• _INPUT RECORDS_:
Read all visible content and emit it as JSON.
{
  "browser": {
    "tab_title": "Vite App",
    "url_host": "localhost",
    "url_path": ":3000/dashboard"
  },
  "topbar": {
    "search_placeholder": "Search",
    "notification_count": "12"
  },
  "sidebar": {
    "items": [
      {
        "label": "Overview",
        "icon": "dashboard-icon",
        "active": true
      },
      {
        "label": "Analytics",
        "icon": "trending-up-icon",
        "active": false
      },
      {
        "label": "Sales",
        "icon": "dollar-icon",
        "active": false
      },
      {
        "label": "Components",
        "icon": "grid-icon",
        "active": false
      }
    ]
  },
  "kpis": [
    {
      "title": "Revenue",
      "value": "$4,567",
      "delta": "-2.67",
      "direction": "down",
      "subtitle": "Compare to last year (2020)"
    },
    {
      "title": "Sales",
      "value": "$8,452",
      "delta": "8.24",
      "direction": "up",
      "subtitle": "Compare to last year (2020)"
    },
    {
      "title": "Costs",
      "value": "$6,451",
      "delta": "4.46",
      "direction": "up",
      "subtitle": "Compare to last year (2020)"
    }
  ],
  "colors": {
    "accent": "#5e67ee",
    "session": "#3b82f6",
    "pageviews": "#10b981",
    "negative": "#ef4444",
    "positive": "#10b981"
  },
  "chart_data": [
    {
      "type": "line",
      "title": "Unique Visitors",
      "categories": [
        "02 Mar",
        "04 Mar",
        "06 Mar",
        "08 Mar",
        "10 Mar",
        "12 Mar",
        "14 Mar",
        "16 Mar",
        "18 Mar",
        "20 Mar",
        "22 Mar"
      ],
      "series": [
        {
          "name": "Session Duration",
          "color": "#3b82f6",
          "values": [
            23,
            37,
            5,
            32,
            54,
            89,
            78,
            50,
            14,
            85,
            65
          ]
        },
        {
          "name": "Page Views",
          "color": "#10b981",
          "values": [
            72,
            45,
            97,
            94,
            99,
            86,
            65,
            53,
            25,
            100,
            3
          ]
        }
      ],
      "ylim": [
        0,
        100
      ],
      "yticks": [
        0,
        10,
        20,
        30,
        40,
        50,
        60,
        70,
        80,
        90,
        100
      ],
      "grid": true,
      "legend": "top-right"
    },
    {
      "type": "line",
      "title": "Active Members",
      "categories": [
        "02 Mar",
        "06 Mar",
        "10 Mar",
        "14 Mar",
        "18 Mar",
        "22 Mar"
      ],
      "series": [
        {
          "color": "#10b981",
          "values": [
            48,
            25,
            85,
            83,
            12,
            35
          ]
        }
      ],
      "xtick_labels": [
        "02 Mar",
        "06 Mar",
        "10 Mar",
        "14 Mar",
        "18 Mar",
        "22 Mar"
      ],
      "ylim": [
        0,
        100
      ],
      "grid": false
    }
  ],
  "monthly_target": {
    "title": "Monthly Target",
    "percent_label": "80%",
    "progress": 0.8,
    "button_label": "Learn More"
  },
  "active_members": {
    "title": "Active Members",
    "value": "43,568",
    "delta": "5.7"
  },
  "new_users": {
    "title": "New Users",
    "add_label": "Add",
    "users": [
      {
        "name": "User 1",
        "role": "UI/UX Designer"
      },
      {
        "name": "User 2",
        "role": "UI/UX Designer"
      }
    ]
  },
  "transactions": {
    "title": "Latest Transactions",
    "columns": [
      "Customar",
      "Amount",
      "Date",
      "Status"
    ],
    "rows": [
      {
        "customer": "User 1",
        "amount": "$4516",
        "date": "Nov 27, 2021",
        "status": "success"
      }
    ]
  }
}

• _PROBLEM DETAILS_: Print the material once more, exactly.

• _ANSWER IN FULL_:
Read all visible content and emit it as JSON.
{
  "browser": {
    "tab_title": "Vite App",
    "url_host": "localhost",
    "url_path": ":3000/dashboard"
  },
  "topbar": {
    "search_placeholder": "Search",
    "notification_count": "12"
  },
  "sidebar": {
    "items": [
      {
        "label": "Overview",
        "icon": "dashboard-icon",
        "active": true
      },
      {
        "label": "Analytics",
        "icon": "trending-up-icon",
        "active": false
      },
      {
        "label": "Sales",
        "icon": "dollar-icon",
        "active": false
      },
      {
        "label": "Components",
        "icon": "grid-icon",
        "active": false
      }
    ]
  },
  "kpis": [
    {
      "title": "Revenue",
      "value": "$4,567",
      "delta": "-2.67",
      "direction": "down",
      "subtitle": "Compare to last year (2020)"
    },
    {
      "title": "Sales",
      "value": "$8,452",
      "delta": "8.24",
      "direction": "up",
      "subtitle": "Compare to last year (2020)"
    },
    {
      "title": "Costs",
      "value": "$6,451",
      "delta": "4.46",
      "direction": "up",
      "subtitle": "Compare to last year (2020)"
    }
  ],
  "colors": {
    "accent": "#5e67ee",
    "session": "#3b82f6",
    "pageviews": "#10b981",
    "negative": "#ef4444",
    "positive": "#10b981"
  },
  "chart_data": [
    {
      "type": "line",
      "title": "Unique Visitors",
      "categories": [
        "02 Mar",
        "04 Mar",
        "06 Mar",
        "08 Mar",
        "10 Mar",
        "12 Mar",
        "14 Mar",
        "16 Mar",
        "18 Mar",
        "20 Mar",
        "22 Mar"
      ],
      "series": [
        {
          "name": "Session Duration",
          "color": "#3b82f6",
          "values": [
            23,
            37,
            5,
            32,
            54,
            89,
            78,
            50,
            14,
            85,
            65
          ]
        },
        {
          "name": "Page Views",
          "color": "#10b981",
          "values": [
            72,
            45,
            97,
            94,
            99,
            86,
            65,
            53,
            25,
            100,
            3
          ]
        }
      ],
      "ylim": [
        0,
        100
      ],
      "yticks": [
        0,
        10,
        20,
        30,
        40,
        50,
        60,
        70,
        80,
        90,
        100
      ],
      "grid": true,
      "legend": "top-right"
    },
    {
      "type": "line",
      "title": "Active Members",
      "categories": [
        "02 Mar",
        "06 Mar",
        "10 Mar",
        "14 Mar",
        "18 Mar",
        "22 Mar"
      ],
      "series": [
        {
          "color": "#10b981",
          "values": [
            48,
            25,
            85,
            83,
            12,
            35
          ]
        }
      ],
      "xtick_labels": [
        "02 Mar",
        "06 Mar",
        "10 Mar",
        "14 Mar",
        "18 Mar",
        "22 Mar"
      ],
      "ylim": [
        0,
        100
      ],
      "grid": false
    }
  ],
  "monthly_target": {
    "title": "Monthly Target",
    "percent_label": "80%",
    "progress": 0.8,
    "button_label": "Learn More"
  },
  "active_members": {
    "title": "Active Members",
    "value": "43,568",
    "delta": "5.7"
  },
  "new_users": {
    "title": "New Users",
    "add_label": "Add",
    "users": [
      {
        "name": "User 1",
        "role": "UI/UX Designer"
      },
      {
        "name": "User 2",
        "role": "UI/UX Designer"
      }
    ]
  },
  "transactions": {
    "title": "Latest Transactions",
    "columns": [
      "Customar",
      "Amount",
      "Date",
      "Status"
    ],
    "rows": [
      {
        "customer": "User 1",
        "amount": "$4516",
        "date": "Nov 27, 2021",
        "status": "success"
      }
    ]
  }
}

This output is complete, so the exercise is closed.